### What you are asked to do
Look below. Copy each line that has "фамилия" in it.

Collection entries
— BEGIN —

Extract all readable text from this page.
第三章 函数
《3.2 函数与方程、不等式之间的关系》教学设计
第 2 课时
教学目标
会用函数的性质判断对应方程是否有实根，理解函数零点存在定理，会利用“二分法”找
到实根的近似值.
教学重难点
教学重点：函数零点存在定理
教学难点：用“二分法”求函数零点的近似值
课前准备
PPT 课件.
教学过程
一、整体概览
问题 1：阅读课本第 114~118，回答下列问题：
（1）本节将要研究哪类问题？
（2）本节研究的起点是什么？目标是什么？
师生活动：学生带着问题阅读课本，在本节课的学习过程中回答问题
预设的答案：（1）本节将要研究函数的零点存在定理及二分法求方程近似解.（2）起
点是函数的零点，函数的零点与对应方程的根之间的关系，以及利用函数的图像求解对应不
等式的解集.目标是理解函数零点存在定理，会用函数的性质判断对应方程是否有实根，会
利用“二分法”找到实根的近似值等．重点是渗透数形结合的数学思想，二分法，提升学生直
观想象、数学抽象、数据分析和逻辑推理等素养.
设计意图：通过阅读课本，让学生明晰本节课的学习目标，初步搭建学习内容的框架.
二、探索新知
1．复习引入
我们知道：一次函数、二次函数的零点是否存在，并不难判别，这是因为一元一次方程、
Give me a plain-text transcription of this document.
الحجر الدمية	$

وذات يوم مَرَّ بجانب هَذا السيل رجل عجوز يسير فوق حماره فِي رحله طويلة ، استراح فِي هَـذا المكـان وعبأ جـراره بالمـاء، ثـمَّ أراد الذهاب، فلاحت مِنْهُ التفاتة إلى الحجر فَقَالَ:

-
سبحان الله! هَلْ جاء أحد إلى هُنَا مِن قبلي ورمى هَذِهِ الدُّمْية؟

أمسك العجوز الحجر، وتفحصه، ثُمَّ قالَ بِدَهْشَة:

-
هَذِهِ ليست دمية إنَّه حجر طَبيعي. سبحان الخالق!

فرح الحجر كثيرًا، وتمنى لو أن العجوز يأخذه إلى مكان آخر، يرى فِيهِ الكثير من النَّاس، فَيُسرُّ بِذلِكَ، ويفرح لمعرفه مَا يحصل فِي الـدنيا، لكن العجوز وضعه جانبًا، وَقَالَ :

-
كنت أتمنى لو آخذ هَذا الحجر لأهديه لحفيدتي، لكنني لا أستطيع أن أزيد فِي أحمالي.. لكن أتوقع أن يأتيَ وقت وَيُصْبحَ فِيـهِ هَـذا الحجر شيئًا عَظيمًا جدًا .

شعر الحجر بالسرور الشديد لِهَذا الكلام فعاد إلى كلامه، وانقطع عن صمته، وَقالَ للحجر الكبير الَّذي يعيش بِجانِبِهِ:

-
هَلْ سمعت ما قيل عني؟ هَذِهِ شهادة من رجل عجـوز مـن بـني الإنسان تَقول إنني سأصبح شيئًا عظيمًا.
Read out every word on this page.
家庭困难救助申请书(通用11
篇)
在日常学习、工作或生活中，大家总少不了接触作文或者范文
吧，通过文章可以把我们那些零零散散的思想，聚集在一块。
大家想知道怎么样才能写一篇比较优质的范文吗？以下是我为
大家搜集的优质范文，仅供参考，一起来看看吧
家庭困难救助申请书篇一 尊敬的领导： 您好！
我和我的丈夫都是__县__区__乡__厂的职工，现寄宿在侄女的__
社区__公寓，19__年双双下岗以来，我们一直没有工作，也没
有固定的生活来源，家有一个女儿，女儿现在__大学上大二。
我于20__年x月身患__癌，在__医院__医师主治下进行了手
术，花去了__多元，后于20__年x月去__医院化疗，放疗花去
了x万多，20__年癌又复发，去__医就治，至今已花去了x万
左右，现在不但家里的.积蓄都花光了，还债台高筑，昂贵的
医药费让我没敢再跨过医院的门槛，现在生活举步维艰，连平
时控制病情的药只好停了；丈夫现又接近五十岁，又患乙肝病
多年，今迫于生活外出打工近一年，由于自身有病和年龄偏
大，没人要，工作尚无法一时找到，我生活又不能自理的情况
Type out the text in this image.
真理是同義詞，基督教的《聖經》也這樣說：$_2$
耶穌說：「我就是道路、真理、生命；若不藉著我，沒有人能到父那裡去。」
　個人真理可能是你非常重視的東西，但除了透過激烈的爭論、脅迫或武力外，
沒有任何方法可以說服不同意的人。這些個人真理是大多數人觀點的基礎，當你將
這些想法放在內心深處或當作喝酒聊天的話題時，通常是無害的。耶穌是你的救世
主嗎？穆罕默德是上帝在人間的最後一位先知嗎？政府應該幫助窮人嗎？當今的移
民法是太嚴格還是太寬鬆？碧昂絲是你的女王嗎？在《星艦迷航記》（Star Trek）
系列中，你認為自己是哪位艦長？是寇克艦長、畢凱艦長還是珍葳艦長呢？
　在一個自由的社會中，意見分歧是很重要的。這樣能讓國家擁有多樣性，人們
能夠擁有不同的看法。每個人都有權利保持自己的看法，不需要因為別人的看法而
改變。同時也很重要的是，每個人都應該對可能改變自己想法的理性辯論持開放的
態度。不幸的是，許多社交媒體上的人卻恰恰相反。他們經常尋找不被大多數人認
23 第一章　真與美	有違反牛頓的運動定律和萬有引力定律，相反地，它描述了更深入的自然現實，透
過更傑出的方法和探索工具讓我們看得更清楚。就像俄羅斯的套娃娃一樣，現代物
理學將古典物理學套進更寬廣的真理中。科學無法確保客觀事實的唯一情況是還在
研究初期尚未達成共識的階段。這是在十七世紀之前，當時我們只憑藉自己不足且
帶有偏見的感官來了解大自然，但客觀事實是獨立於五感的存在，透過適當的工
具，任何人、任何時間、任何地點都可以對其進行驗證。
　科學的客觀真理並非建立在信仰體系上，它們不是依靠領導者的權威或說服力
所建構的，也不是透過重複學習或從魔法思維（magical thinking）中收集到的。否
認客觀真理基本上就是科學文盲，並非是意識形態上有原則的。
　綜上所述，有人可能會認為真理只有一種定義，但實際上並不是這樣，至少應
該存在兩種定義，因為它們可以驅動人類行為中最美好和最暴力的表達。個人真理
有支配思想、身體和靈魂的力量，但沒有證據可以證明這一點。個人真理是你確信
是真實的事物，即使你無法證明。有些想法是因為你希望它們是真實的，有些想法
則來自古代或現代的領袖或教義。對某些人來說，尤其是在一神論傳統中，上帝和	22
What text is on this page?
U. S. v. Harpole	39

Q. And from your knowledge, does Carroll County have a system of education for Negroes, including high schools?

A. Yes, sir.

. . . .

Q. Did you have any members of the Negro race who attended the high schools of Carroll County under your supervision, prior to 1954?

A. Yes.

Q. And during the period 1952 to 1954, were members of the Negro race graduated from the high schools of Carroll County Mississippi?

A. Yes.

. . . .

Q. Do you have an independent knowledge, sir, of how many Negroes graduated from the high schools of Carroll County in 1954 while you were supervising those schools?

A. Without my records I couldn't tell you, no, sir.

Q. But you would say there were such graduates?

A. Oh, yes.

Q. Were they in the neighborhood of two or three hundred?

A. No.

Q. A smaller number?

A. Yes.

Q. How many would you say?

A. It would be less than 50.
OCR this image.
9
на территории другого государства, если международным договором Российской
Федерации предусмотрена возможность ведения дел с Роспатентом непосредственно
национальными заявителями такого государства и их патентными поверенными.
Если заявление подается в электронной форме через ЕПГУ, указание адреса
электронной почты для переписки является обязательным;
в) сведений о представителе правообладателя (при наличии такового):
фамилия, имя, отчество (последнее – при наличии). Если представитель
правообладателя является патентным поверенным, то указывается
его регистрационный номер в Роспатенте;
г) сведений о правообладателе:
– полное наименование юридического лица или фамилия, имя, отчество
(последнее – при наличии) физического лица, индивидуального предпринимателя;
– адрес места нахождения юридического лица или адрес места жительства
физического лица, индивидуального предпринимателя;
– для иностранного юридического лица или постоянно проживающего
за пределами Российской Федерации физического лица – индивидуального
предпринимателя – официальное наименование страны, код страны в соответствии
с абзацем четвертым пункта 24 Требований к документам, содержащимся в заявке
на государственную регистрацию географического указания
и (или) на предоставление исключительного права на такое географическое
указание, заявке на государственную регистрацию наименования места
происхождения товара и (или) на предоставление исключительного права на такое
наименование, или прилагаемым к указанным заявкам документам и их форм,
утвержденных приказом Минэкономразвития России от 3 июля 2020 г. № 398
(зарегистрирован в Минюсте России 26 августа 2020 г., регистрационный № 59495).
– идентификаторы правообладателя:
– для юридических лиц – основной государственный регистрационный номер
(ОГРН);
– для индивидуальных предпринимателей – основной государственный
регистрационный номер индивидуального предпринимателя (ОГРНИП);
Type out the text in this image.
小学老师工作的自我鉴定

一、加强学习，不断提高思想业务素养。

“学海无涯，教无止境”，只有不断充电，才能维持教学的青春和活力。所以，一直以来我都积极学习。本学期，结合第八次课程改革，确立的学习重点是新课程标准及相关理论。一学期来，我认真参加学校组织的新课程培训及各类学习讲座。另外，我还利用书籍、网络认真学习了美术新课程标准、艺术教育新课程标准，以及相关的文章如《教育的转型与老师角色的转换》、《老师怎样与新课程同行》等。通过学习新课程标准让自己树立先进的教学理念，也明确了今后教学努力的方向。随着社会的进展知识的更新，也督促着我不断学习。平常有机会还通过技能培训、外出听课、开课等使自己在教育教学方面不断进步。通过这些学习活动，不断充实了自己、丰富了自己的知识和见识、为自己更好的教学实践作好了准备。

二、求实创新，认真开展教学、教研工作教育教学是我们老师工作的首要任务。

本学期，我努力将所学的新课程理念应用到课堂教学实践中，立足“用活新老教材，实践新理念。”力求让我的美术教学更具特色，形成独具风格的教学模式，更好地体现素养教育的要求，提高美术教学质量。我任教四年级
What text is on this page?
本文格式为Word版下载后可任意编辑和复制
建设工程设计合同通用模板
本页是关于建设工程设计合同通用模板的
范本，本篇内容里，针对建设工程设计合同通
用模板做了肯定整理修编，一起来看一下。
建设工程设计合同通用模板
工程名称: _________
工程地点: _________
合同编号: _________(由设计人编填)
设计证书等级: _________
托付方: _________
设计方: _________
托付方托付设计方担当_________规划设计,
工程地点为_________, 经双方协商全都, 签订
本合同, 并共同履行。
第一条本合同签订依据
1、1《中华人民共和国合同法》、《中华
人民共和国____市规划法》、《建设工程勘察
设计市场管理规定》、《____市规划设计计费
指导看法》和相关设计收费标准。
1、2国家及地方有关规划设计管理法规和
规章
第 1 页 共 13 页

— END —

### Reply to the task
фамилия, имя, отчество (последнее – при наличии). Если представитель
– полное наименование юридического лица или фамилия, имя, отчество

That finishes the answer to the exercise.